• Task to carry out: Read the lines that follow and pick out every one containing the word "JSON".

[Source data]
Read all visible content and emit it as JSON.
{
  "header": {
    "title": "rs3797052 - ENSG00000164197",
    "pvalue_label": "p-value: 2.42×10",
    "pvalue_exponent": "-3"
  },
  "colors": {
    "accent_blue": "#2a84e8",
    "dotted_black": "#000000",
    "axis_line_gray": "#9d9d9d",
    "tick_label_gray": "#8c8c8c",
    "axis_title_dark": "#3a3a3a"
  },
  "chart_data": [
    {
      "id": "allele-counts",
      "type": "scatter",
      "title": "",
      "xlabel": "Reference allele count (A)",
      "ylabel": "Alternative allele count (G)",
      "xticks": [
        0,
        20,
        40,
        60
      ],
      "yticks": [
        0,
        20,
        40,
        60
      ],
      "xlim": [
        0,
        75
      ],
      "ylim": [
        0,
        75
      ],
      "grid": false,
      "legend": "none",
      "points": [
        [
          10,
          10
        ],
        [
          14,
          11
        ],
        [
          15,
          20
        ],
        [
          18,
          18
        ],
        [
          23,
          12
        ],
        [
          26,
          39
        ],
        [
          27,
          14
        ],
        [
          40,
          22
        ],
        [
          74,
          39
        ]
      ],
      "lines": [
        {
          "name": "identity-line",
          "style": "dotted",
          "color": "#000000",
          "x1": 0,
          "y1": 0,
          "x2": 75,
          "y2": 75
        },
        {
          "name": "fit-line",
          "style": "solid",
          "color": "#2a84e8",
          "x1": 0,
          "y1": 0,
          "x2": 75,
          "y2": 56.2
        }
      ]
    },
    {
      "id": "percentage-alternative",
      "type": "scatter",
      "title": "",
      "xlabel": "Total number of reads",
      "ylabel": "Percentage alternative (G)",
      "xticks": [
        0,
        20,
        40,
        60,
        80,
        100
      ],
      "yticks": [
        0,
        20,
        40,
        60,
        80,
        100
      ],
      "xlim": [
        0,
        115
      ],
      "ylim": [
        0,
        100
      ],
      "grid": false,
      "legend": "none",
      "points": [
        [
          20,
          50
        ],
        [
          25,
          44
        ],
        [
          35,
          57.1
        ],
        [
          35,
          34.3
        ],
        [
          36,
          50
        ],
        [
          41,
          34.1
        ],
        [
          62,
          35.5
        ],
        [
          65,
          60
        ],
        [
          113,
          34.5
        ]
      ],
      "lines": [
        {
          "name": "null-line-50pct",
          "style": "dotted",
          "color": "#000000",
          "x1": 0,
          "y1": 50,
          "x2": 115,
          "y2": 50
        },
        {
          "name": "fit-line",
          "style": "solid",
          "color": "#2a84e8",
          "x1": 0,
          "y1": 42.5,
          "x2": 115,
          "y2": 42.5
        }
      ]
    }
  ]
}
--
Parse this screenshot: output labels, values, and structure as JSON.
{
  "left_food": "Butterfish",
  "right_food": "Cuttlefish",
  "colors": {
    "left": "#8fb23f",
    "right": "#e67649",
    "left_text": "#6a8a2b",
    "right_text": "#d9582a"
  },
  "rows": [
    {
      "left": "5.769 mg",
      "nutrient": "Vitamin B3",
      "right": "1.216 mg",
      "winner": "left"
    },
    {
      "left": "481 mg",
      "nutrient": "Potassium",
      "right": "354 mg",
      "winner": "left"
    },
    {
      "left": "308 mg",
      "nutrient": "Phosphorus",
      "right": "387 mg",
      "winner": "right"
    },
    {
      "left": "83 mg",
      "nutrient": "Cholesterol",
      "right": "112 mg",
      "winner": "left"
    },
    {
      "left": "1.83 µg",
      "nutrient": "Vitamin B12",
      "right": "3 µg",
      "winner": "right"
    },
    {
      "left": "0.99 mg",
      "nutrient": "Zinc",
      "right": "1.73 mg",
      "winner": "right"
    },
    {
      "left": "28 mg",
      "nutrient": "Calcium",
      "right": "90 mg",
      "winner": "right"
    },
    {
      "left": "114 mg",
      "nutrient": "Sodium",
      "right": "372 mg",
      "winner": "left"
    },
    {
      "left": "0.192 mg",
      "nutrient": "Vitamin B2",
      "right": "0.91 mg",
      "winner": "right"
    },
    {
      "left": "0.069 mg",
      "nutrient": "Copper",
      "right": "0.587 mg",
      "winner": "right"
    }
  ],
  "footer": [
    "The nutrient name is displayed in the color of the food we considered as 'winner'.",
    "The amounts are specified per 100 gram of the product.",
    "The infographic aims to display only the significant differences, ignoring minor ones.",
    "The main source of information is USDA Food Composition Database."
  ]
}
* * *
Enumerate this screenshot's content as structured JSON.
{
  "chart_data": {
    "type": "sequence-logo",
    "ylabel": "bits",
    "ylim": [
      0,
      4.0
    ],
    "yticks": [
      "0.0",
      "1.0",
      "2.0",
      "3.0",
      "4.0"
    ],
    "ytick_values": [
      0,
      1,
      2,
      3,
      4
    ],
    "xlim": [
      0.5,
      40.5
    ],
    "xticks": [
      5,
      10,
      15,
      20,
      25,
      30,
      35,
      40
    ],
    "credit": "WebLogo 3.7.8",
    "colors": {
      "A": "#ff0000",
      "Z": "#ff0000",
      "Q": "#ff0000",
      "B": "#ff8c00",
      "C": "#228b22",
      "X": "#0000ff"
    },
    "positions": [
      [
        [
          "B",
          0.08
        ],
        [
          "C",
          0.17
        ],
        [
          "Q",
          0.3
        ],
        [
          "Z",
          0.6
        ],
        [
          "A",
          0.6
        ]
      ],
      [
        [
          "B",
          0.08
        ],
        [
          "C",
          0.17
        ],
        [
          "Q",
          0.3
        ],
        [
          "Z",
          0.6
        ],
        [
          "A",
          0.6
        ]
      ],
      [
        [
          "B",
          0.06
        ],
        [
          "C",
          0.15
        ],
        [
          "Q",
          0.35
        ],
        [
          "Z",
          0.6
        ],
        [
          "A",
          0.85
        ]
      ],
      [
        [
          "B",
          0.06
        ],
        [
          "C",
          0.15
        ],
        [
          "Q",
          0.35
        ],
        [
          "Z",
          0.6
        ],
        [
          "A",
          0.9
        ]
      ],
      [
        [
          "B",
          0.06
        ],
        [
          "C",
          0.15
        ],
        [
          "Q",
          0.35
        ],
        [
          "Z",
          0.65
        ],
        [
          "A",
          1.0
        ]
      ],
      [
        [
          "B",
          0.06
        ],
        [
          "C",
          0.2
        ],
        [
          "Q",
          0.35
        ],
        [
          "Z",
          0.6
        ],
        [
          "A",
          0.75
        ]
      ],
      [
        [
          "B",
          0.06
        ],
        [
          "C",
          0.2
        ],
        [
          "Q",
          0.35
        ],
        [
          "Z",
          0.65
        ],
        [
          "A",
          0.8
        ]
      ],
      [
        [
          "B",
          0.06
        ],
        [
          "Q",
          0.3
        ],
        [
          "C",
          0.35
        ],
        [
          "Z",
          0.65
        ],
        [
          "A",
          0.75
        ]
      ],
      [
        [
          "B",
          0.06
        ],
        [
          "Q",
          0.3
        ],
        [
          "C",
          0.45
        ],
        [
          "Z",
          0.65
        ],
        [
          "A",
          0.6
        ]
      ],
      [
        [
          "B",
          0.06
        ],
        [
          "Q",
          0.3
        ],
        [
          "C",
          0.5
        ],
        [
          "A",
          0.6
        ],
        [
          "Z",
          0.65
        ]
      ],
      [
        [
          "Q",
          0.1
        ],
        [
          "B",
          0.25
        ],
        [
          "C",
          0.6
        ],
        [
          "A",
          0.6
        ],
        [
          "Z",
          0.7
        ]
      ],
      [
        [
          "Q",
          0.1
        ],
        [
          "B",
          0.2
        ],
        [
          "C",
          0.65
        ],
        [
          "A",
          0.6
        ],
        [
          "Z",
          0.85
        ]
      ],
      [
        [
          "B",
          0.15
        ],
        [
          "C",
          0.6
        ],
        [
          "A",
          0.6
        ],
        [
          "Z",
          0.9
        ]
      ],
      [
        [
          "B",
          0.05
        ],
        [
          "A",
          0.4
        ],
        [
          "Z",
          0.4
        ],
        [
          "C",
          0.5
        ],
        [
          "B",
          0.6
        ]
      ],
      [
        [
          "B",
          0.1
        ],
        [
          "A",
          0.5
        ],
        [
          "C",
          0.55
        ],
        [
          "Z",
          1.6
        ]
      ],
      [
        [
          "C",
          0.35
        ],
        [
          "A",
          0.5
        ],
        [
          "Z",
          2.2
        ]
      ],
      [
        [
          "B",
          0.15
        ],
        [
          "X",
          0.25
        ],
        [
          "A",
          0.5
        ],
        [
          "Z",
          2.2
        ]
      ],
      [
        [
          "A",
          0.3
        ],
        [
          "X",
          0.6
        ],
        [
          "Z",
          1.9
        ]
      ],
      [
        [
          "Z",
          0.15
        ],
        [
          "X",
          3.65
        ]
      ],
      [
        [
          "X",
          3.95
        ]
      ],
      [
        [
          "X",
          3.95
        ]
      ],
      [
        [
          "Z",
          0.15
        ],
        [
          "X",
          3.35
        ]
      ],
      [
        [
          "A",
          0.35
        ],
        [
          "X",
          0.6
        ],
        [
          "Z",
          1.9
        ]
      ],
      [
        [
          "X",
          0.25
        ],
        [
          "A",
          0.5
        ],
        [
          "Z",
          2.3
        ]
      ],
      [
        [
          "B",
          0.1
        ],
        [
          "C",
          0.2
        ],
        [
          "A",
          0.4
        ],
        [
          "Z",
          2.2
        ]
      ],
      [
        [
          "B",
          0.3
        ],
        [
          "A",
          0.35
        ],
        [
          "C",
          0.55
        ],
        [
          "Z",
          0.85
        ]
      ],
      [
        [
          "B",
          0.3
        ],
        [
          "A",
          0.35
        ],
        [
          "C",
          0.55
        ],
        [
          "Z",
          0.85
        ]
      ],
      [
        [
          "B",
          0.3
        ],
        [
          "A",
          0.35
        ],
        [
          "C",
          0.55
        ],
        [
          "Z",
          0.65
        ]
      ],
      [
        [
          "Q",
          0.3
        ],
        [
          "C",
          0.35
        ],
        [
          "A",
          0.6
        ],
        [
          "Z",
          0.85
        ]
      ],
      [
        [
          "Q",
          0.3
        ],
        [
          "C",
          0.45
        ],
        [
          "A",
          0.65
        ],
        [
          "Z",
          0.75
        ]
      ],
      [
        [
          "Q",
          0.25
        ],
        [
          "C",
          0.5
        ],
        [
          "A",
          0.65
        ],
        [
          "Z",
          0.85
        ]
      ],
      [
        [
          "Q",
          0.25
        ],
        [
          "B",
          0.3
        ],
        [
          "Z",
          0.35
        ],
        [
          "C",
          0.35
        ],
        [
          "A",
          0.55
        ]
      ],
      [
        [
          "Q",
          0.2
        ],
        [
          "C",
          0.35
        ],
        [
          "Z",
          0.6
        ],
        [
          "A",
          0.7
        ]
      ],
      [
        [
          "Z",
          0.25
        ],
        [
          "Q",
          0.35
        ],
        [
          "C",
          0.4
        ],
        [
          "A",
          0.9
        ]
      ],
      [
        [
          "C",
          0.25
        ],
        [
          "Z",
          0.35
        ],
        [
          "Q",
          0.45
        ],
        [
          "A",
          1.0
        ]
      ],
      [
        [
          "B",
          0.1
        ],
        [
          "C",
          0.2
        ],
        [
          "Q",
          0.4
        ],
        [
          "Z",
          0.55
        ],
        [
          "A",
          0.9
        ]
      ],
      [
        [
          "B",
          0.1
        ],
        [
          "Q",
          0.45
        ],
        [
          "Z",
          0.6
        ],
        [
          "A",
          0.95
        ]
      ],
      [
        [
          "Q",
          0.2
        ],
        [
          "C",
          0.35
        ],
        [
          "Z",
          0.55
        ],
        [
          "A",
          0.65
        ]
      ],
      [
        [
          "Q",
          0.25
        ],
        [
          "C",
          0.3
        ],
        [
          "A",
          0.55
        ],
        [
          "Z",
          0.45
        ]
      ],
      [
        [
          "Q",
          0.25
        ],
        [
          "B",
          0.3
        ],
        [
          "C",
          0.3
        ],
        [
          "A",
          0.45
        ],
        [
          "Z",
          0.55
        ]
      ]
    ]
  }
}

• Response:
Read all visible content and emit it as JSON.
Parse this screenshot: output labels, values, and structure as JSON.
Enumerate this screenshot's content as structured JSON.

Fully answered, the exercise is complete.